PROBLEM DESCRIPTION —
Reproduce the full listing below unchanged, apart from the pictures.

Start RECORDS PROVIDED

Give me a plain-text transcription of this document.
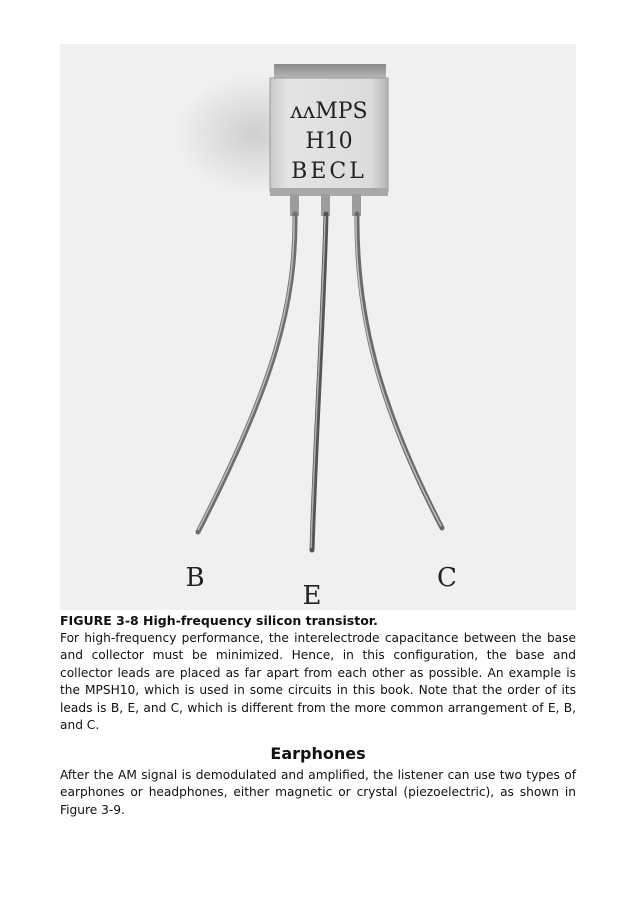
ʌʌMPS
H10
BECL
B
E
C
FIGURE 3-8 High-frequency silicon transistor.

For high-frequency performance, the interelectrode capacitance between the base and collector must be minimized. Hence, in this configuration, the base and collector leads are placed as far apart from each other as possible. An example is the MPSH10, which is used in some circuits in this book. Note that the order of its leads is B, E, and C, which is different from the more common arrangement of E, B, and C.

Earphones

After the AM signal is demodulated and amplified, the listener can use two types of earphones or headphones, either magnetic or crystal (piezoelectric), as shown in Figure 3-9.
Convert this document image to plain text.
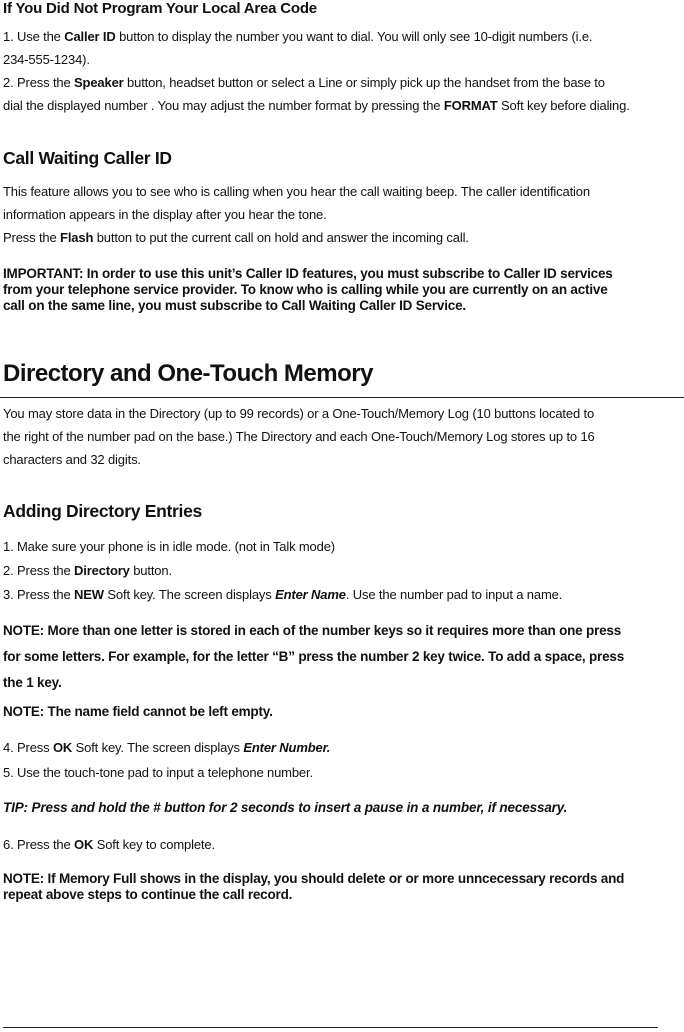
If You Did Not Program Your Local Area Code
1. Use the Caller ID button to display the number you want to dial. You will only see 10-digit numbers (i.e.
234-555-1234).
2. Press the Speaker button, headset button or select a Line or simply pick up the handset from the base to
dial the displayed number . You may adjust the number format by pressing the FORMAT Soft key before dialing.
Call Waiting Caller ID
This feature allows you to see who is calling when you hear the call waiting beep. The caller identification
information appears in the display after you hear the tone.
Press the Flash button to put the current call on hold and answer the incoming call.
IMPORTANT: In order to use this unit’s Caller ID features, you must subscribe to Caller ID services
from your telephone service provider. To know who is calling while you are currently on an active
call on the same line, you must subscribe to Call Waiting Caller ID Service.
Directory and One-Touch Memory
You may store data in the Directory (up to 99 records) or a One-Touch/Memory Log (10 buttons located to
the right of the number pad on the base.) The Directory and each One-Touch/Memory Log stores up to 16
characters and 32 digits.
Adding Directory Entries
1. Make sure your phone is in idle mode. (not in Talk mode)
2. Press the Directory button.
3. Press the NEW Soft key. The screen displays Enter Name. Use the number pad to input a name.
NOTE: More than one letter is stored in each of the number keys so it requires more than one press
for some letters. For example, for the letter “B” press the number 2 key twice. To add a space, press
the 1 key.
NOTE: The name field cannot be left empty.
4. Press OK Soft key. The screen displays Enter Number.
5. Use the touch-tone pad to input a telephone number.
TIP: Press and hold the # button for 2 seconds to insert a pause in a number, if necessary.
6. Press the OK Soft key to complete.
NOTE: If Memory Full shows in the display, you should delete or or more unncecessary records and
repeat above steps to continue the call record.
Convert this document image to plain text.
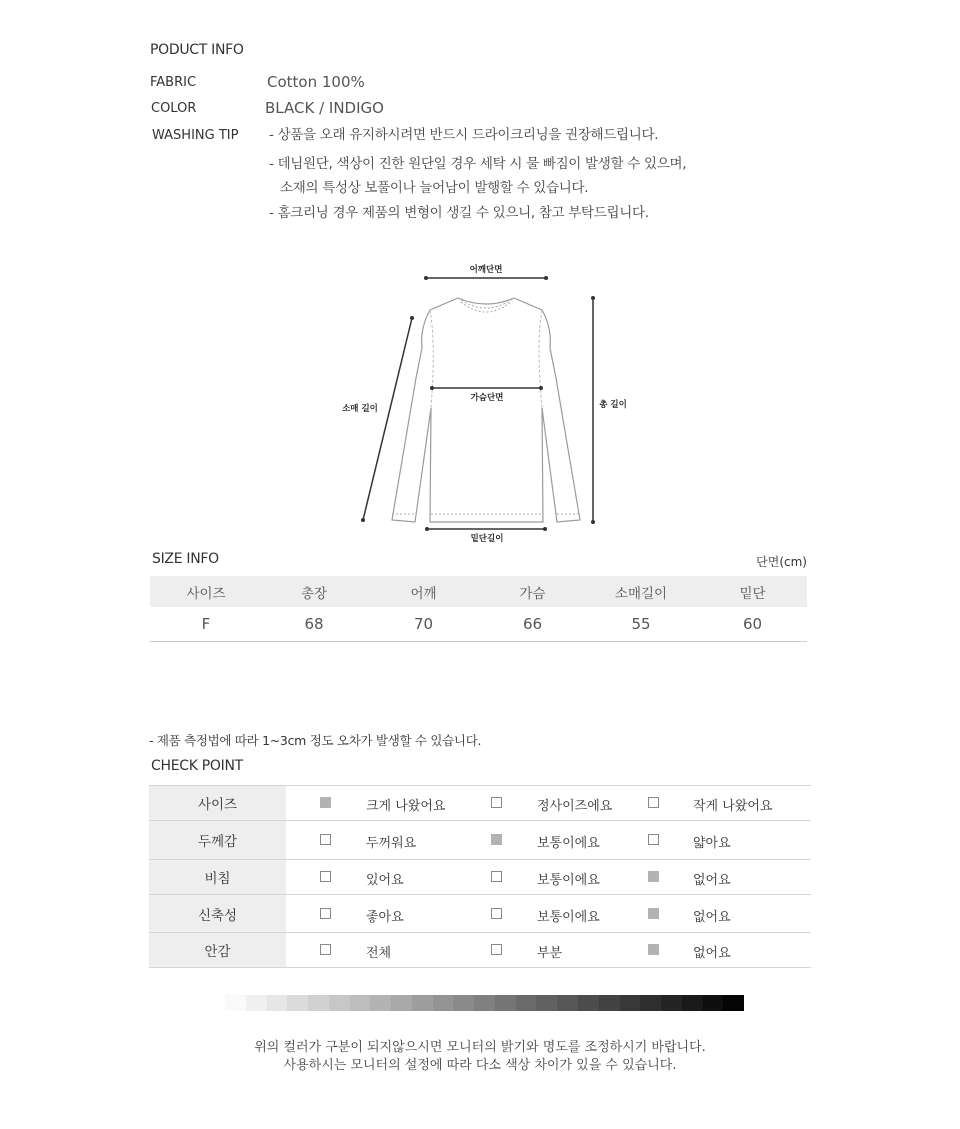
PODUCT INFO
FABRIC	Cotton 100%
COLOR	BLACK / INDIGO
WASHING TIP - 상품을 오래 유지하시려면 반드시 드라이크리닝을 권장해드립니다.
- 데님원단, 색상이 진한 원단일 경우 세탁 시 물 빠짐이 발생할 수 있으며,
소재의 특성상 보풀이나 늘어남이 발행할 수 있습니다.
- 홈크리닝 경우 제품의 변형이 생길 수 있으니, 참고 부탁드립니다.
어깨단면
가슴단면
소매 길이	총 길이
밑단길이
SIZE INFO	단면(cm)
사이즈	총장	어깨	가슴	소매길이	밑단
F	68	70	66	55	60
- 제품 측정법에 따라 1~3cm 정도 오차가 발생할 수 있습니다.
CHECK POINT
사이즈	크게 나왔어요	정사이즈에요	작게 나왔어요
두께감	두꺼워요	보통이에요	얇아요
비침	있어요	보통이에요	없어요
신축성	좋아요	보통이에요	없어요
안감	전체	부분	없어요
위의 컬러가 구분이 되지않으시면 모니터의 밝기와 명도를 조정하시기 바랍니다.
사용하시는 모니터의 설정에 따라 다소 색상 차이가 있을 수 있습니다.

End RECORDS PROVIDED

ANSWER TO THIS PROBLEM —
Give me a plain-text transcription of this document.
ʌʌMPS
H10
BECL
B
E
C
FIGURE 3-8 High-frequency silicon transistor.

For high-frequency performance, the interelectrode capacitance between the base and collector must be minimized. Hence, in this configuration, the base and collector leads are placed as far apart from each other as possible. An example is the MPSH10, which is used in some circuits in this book. Note that the order of its leads is B, E, and C, which is different from the more common arrangement of E, B, and C.

Earphones

After the AM signal is demodulated and amplified, the listener can use two types of earphones or headphones, either magnetic or crystal (piezoelectric), as shown in Figure 3-9.
Convert this document image to plain text.
If You Did Not Program Your Local Area Code
1. Use the Caller ID button to display the number you want to dial. You will only see 10-digit numbers (i.e.
234-555-1234).
2. Press the Speaker button, headset button or select a Line or simply pick up the handset from the base to
dial the displayed number . You may adjust the number format by pressing the FORMAT Soft key before dialing.
Call Waiting Caller ID
This feature allows you to see who is calling when you hear the call waiting beep. The caller identification
information appears in the display after you hear the tone.
Press the Flash button to put the current call on hold and answer the incoming call.
IMPORTANT: In order to use this unit’s Caller ID features, you must subscribe to Caller ID services
from your telephone service provider. To know who is calling while you are currently on an active
call on the same line, you must subscribe to Call Waiting Caller ID Service.
Directory and One-Touch Memory
You may store data in the Directory (up to 99 records) or a One-Touch/Memory Log (10 buttons located to
the right of the number pad on the base.) The Directory and each One-Touch/Memory Log stores up to 16
characters and 32 digits.
Adding Directory Entries
1. Make sure your phone is in idle mode. (not in Talk mode)
2. Press the Directory button.
3. Press the NEW Soft key. The screen displays Enter Name. Use the number pad to input a name.
NOTE: More than one letter is stored in each of the number keys so it requires more than one press
for some letters. For example, for the letter “B” press the number 2 key twice. To add a space, press
the 1 key.
NOTE: The name field cannot be left empty.
4. Press OK Soft key. The screen displays Enter Number.
5. Use the touch-tone pad to input a telephone number.
TIP: Press and hold the # button for 2 seconds to insert a pause in a number, if necessary.
6. Press the OK Soft key to complete.
NOTE: If Memory Full shows in the display, you should delete or or more unncecessary records and
repeat above steps to continue the call record.
Convert this document image to plain text.
PODUCT INFO
FABRIC	Cotton 100%
COLOR	BLACK / INDIGO
WASHING TIP - 상품을 오래 유지하시려면 반드시 드라이크리닝을 권장해드립니다.
- 데님원단, 색상이 진한 원단일 경우 세탁 시 물 빠짐이 발생할 수 있으며,
소재의 특성상 보풀이나 늘어남이 발행할 수 있습니다.
- 홈크리닝 경우 제품의 변형이 생길 수 있으니, 참고 부탁드립니다.
어깨단면
가슴단면
소매 길이	총 길이
밑단길이
SIZE INFO	단면(cm)
사이즈	총장	어깨	가슴	소매길이	밑단
F	68	70	66	55	60
- 제품 측정법에 따라 1~3cm 정도 오차가 발생할 수 있습니다.
CHECK POINT
사이즈	크게 나왔어요	정사이즈에요	작게 나왔어요
두께감	두꺼워요	보통이에요	얇아요
비침	있어요	보통이에요	없어요
신축성	좋아요	보통이에요	없어요
안감	전체	부분	없어요
위의 컬러가 구분이 되지않으시면 모니터의 밝기와 명도를 조정하시기 바랍니다.
사용하시는 모니터의 설정에 따라 다소 색상 차이가 있을 수 있습니다.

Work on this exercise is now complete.